Extracted data entries:
'''
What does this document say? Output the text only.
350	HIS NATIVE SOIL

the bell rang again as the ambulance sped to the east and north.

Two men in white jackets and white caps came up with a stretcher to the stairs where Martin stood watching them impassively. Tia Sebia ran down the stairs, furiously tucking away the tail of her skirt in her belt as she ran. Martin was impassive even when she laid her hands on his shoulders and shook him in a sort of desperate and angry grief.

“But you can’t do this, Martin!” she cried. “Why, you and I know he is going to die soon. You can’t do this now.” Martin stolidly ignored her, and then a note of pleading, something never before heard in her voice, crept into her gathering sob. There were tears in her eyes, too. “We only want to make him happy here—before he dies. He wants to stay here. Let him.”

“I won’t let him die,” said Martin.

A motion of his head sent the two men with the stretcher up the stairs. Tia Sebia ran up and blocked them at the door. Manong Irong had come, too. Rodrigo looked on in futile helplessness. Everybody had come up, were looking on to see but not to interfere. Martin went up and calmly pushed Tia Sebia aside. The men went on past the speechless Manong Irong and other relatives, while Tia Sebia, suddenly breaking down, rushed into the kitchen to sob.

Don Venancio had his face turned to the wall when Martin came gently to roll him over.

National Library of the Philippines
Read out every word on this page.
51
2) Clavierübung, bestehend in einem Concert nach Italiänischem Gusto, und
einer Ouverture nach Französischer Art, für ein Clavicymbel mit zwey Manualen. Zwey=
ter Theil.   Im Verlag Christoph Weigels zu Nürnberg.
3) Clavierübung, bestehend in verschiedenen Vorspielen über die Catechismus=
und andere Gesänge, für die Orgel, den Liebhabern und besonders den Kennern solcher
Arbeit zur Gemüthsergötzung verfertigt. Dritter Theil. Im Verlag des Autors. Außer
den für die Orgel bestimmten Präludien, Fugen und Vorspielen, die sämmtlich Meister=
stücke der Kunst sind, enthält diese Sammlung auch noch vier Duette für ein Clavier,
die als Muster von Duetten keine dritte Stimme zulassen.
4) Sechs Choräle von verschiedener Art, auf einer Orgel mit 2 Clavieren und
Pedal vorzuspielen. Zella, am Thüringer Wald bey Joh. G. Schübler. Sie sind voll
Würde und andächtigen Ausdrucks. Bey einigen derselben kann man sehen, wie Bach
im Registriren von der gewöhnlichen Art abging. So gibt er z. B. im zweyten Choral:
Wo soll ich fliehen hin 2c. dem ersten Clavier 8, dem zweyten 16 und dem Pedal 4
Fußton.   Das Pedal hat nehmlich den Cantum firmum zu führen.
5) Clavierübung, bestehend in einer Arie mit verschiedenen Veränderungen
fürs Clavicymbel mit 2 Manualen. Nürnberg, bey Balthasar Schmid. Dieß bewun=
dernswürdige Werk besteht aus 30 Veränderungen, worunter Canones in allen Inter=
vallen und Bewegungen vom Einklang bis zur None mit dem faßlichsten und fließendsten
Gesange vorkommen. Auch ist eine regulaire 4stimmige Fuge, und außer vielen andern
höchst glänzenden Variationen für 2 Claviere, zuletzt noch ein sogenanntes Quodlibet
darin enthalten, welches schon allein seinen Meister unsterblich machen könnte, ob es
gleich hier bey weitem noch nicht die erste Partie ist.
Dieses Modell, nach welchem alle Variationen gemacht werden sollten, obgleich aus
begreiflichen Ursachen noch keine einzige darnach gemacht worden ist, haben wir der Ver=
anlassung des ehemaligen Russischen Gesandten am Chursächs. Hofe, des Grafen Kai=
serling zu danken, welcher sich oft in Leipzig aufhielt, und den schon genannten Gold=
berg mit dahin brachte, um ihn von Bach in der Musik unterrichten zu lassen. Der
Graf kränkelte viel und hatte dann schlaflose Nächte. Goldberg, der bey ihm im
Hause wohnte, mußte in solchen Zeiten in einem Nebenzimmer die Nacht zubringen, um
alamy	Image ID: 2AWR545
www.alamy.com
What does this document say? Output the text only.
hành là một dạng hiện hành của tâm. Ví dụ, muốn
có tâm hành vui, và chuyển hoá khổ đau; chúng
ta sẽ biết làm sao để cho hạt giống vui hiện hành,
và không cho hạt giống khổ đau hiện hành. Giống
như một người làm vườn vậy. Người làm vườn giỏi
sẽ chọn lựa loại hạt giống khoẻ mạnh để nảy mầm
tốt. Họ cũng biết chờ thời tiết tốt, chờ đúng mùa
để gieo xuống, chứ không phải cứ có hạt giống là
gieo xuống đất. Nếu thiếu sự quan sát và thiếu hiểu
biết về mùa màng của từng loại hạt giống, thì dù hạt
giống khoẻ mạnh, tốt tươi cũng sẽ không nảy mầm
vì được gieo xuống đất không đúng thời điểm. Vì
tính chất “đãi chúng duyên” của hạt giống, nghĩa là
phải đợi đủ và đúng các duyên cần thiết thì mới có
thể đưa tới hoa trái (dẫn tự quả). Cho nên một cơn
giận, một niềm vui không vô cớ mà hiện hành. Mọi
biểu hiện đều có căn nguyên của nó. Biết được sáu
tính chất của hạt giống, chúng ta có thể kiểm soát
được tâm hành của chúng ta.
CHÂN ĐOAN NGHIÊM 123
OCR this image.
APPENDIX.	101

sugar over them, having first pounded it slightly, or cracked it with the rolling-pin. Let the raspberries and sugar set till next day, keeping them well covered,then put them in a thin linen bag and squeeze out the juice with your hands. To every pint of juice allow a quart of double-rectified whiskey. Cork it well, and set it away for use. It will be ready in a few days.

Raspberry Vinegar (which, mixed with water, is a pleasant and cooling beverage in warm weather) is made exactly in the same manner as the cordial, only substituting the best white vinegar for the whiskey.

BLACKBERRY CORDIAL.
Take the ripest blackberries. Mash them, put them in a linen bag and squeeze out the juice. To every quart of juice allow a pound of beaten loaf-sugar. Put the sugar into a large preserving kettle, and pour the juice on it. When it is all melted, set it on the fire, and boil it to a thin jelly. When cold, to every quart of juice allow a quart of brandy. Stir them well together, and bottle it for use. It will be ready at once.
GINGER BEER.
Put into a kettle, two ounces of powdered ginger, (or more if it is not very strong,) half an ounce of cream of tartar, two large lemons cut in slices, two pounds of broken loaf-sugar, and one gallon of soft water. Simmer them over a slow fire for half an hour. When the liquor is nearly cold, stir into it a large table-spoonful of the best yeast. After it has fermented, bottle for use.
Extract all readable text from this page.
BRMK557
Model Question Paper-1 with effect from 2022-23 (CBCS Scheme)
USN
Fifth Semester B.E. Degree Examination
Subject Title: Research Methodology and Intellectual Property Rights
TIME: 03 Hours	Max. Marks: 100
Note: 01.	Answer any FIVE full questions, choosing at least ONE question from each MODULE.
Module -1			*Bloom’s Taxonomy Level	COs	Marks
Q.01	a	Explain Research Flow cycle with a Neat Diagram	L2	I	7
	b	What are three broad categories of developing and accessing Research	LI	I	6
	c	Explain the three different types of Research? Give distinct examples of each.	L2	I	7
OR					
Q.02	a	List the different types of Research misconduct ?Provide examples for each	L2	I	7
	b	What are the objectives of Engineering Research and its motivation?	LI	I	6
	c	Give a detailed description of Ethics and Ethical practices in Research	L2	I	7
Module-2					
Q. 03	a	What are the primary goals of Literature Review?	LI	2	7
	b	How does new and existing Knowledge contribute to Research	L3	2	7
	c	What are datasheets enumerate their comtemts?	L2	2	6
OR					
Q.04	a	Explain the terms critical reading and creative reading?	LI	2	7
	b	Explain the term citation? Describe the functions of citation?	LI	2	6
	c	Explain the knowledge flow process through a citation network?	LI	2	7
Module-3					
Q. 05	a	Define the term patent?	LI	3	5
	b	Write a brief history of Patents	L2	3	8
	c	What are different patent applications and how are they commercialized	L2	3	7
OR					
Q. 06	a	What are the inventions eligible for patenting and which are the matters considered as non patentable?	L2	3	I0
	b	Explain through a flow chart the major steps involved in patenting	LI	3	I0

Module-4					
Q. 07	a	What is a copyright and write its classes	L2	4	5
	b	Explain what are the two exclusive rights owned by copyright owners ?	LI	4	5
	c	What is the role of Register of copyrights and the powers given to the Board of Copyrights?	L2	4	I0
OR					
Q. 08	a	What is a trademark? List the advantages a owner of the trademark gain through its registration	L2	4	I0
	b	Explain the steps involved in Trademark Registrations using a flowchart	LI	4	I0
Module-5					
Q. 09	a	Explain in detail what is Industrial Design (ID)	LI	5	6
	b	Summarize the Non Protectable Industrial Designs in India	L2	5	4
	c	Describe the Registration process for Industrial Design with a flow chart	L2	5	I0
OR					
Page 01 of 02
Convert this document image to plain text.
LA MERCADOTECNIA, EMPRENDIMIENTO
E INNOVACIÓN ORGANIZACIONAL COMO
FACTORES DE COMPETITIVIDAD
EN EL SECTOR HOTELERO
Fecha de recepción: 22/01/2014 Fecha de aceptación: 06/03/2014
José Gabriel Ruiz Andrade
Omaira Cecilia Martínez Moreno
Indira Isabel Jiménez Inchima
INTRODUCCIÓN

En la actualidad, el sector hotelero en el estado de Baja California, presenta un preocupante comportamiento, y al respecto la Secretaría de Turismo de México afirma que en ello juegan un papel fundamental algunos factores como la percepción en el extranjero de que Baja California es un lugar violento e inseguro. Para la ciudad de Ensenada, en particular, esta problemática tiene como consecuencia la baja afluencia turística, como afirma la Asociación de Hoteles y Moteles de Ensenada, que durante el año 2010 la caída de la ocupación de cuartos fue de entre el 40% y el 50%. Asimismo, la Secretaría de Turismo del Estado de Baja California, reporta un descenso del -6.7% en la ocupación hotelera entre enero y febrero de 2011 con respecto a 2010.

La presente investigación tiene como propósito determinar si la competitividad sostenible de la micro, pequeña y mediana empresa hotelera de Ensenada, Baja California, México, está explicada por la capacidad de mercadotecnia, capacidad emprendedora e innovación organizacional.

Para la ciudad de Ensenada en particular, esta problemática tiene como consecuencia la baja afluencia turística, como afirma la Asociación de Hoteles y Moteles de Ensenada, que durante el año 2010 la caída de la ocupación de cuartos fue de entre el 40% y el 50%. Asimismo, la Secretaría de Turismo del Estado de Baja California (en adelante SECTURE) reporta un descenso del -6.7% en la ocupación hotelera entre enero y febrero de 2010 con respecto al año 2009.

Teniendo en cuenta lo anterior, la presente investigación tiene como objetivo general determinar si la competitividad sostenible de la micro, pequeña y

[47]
'''
» **AIM OF THE TASK**: Look over the records above and copy each line that includes the string "Clavicymbel".

» **RESPONSE TO THE TASK**:
einer Ouverture nach Französischer Art, für ein Clavicymbel mit zwey Manualen. Zwey=
fürs Clavicymbel mit 2 Manualen. Nürnberg, bey Balthasar Schmid. Dieß bewun=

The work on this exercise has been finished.